## PROBLEM DESCRIPTION
Return the listing below word for word.

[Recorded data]
++++++++++++++++++++

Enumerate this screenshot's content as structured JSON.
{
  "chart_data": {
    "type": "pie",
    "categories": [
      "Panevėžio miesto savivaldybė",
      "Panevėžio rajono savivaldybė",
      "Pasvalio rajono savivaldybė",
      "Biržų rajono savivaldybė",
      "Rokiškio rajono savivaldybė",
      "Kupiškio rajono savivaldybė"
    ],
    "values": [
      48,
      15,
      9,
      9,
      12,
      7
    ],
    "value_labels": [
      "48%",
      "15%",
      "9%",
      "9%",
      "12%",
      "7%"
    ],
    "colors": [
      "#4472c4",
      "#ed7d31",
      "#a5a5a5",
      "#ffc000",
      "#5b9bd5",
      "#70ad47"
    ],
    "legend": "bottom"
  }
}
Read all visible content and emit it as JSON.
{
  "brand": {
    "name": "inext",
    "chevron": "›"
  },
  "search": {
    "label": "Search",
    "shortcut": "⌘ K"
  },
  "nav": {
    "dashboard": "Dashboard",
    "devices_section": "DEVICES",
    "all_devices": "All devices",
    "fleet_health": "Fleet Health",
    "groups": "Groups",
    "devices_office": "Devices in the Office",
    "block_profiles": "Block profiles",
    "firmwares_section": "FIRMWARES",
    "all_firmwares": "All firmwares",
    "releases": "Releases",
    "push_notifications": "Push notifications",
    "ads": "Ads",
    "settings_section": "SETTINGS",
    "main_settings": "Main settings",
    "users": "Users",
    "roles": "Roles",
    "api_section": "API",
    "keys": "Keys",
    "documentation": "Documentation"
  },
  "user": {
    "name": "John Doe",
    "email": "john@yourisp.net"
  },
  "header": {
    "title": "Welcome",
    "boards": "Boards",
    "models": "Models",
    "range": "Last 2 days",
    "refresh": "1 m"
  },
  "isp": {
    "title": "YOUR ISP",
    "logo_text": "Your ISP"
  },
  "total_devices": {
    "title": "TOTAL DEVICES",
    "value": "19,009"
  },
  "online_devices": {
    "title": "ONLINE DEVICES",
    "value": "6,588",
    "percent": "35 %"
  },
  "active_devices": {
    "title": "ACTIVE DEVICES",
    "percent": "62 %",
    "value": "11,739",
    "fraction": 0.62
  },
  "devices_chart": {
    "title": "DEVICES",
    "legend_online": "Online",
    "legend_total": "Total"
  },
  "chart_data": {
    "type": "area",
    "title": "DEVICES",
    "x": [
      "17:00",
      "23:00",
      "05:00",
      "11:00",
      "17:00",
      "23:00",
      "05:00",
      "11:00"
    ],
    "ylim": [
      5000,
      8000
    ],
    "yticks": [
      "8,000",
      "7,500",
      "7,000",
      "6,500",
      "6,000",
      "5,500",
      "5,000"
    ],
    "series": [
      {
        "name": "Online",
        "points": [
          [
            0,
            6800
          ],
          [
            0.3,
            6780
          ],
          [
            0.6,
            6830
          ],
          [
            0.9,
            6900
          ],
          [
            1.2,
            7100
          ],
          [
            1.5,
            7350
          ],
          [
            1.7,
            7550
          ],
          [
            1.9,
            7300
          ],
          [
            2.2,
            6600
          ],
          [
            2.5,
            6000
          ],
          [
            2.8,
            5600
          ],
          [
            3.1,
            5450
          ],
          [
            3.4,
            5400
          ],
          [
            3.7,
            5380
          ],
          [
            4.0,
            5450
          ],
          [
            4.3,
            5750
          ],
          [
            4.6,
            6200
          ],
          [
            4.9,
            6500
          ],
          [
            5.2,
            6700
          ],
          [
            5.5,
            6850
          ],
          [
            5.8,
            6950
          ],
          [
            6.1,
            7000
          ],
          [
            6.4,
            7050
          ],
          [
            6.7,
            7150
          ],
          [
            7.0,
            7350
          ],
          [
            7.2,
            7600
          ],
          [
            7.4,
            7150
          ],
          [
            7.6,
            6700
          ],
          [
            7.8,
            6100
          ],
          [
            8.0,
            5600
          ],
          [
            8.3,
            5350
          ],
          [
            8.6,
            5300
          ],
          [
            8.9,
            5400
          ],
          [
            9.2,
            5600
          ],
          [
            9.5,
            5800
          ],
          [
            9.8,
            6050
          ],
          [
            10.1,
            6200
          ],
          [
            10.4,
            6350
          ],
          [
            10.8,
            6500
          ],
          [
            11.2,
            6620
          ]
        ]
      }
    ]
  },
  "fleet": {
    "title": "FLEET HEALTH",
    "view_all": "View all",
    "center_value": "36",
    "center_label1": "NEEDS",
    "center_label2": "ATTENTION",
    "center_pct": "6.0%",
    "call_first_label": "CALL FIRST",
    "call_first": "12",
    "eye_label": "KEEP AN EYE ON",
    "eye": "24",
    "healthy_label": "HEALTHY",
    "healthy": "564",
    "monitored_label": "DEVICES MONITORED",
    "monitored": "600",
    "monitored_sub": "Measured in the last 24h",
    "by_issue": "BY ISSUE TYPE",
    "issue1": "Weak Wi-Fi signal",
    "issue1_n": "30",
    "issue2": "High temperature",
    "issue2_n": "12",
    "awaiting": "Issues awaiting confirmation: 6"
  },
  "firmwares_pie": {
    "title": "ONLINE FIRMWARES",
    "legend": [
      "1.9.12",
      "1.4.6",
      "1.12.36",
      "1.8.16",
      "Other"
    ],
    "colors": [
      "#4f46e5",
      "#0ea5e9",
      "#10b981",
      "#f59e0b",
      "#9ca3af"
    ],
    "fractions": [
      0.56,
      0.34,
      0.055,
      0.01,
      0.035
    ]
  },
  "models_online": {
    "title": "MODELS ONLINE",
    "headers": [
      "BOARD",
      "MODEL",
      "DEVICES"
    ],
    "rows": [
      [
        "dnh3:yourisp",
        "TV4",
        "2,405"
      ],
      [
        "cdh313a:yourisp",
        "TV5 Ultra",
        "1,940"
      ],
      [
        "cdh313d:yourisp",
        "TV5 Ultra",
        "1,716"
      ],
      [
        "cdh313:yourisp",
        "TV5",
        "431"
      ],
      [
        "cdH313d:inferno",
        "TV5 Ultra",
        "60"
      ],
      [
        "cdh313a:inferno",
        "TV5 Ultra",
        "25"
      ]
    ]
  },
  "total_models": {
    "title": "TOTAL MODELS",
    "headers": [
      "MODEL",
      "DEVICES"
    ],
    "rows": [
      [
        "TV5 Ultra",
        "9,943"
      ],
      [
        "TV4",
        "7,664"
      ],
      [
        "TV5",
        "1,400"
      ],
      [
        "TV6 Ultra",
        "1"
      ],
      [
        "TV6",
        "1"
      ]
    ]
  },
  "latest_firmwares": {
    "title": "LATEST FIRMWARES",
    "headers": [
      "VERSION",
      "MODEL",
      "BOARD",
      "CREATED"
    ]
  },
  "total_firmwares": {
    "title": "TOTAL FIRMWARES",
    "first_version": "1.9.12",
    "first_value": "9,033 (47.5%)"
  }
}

++++++++++++++++++++

## FULL ANSWER
Enumerate this screenshot's content as structured JSON.
{
  "chart_data": {
    "type": "pie",
    "categories": [
      "Panevėžio miesto savivaldybė",
      "Panevėžio rajono savivaldybė",
      "Pasvalio rajono savivaldybė",
      "Biržų rajono savivaldybė",
      "Rokiškio rajono savivaldybė",
      "Kupiškio rajono savivaldybė"
    ],
    "values": [
      48,
      15,
      9,
      9,
      12,
      7
    ],
    "value_labels": [
      "48%",
      "15%",
      "9%",
      "9%",
      "12%",
      "7%"
    ],
    "colors": [
      "#4472c4",
      "#ed7d31",
      "#a5a5a5",
      "#ffc000",
      "#5b9bd5",
      "#70ad47"
    ],
    "legend": "bottom"
  }
}
Read all visible content and emit it as JSON.
{
  "brand": {
    "name": "inext",
    "chevron": "›"
  },
  "search": {
    "label": "Search",
    "shortcut": "⌘ K"
  },
  "nav": {
    "dashboard": "Dashboard",
    "devices_section": "DEVICES",
    "all_devices": "All devices",
    "fleet_health": "Fleet Health",
    "groups": "Groups",
    "devices_office": "Devices in the Office",
    "block_profiles": "Block profiles",
    "firmwares_section": "FIRMWARES",
    "all_firmwares": "All firmwares",
    "releases": "Releases",
    "push_notifications": "Push notifications",
    "ads": "Ads",
    "settings_section": "SETTINGS",
    "main_settings": "Main settings",
    "users": "Users",
    "roles": "Roles",
    "api_section": "API",
    "keys": "Keys",
    "documentation": "Documentation"
  },
  "user": {
    "name": "John Doe",
    "email": "john@yourisp.net"
  },
  "header": {
    "title": "Welcome",
    "boards": "Boards",
    "models": "Models",
    "range": "Last 2 days",
    "refresh": "1 m"
  },
  "isp": {
    "title": "YOUR ISP",
    "logo_text": "Your ISP"
  },
  "total_devices": {
    "title": "TOTAL DEVICES",
    "value": "19,009"
  },
  "online_devices": {
    "title": "ONLINE DEVICES",
    "value": "6,588",
    "percent": "35 %"
  },
  "active_devices": {
    "title": "ACTIVE DEVICES",
    "percent": "62 %",
    "value": "11,739",
    "fraction": 0.62
  },
  "devices_chart": {
    "title": "DEVICES",
    "legend_online": "Online",
    "legend_total": "Total"
  },
  "chart_data": {
    "type": "area",
    "title": "DEVICES",
    "x": [
      "17:00",
      "23:00",
      "05:00",
      "11:00",
      "17:00",
      "23:00",
      "05:00",
      "11:00"
    ],
    "ylim": [
      5000,
      8000
    ],
    "yticks": [
      "8,000",
      "7,500",
      "7,000",
      "6,500",
      "6,000",
      "5,500",
      "5,000"
    ],
    "series": [
      {
        "name": "Online",
        "points": [
          [
            0,
            6800
          ],
          [
            0.3,
            6780
          ],
          [
            0.6,
            6830
          ],
          [
            0.9,
            6900
          ],
          [
            1.2,
            7100
          ],
          [
            1.5,
            7350
          ],
          [
            1.7,
            7550
          ],
          [
            1.9,
            7300
          ],
          [
            2.2,
            6600
          ],
          [
            2.5,
            6000
          ],
          [
            2.8,
            5600
          ],
          [
            3.1,
            5450
          ],
          [
            3.4,
            5400
          ],
          [
            3.7,
            5380
          ],
          [
            4.0,
            5450
          ],
          [
            4.3,
            5750
          ],
          [
            4.6,
            6200
          ],
          [
            4.9,
            6500
          ],
          [
            5.2,
            6700
          ],
          [
            5.5,
            6850
          ],
          [
            5.8,
            6950
          ],
          [
            6.1,
            7000
          ],
          [
            6.4,
            7050
          ],
          [
            6.7,
            7150
          ],
          [
            7.0,
            7350
          ],
          [
            7.2,
            7600
          ],
          [
            7.4,
            7150
          ],
          [
            7.6,
            6700
          ],
          [
            7.8,
            6100
          ],
          [
            8.0,
            5600
          ],
          [
            8.3,
            5350
          ],
          [
            8.6,
            5300
          ],
          [
            8.9,
            5400
          ],
          [
            9.2,
            5600
          ],
          [
            9.5,
            5800
          ],
          [
            9.8,
            6050
          ],
          [
            10.1,
            6200
          ],
          [
            10.4,
            6350
          ],
          [
            10.8,
            6500
          ],
          [
            11.2,
            6620
          ]
        ]
      }
    ]
  },
  "fleet": {
    "title": "FLEET HEALTH",
    "view_all": "View all",
    "center_value": "36",
    "center_label1": "NEEDS",
    "center_label2": "ATTENTION",
    "center_pct": "6.0%",
    "call_first_label": "CALL FIRST",
    "call_first": "12",
    "eye_label": "KEEP AN EYE ON",
    "eye": "24",
    "healthy_label": "HEALTHY",
    "healthy": "564",
    "monitored_label": "DEVICES MONITORED",
    "monitored": "600",
    "monitored_sub": "Measured in the last 24h",
    "by_issue": "BY ISSUE TYPE",
    "issue1": "Weak Wi-Fi signal",
    "issue1_n": "30",
    "issue2": "High temperature",
    "issue2_n": "12",
    "awaiting": "Issues awaiting confirmation: 6"
  },
  "firmwares_pie": {
    "title": "ONLINE FIRMWARES",
    "legend": [
      "1.9.12",
      "1.4.6",
      "1.12.36",
      "1.8.16",
      "Other"
    ],
    "colors": [
      "#4f46e5",
      "#0ea5e9",
      "#10b981",
      "#f59e0b",
      "#9ca3af"
    ],
    "fractions": [
      0.56,
      0.34,
      0.055,
      0.01,
      0.035
    ]
  },
  "models_online": {
    "title": "MODELS ONLINE",
    "headers": [
      "BOARD",
      "MODEL",
      "DEVICES"
    ],
    "rows": [
      [
        "dnh3:yourisp",
        "TV4",
        "2,405"
      ],
      [
        "cdh313a:yourisp",
        "TV5 Ultra",
        "1,940"
      ],
      [
        "cdh313d:yourisp",
        "TV5 Ultra",
        "1,716"
      ],
      [
        "cdh313:yourisp",
        "TV5",
        "431"
      ],
      [
        "cdH313d:inferno",
        "TV5 Ultra",
        "60"
      ],
      [
        "cdh313a:inferno",
        "TV5 Ultra",
        "25"
      ]
    ]
  },
  "total_models": {
    "title": "TOTAL MODELS",
    "headers": [
      "MODEL",
      "DEVICES"
    ],
    "rows": [
      [
        "TV5 Ultra",
        "9,943"
      ],
      [
        "TV4",
        "7,664"
      ],
      [
        "TV5",
        "1,400"
      ],
      [
        "TV6 Ultra",
        "1"
      ],
      [
        "TV6",
        "1"
      ]
    ]
  },
  "latest_firmwares": {
    "title": "LATEST FIRMWARES",
    "headers": [
      "VERSION",
      "MODEL",
      "BOARD",
      "CREATED"
    ]
  },
  "total_firmwares": {
    "title": "TOTAL FIRMWARES",
    "first_version": "1.9.12",
    "first_value": "9,033 (47.5%)"
  }
}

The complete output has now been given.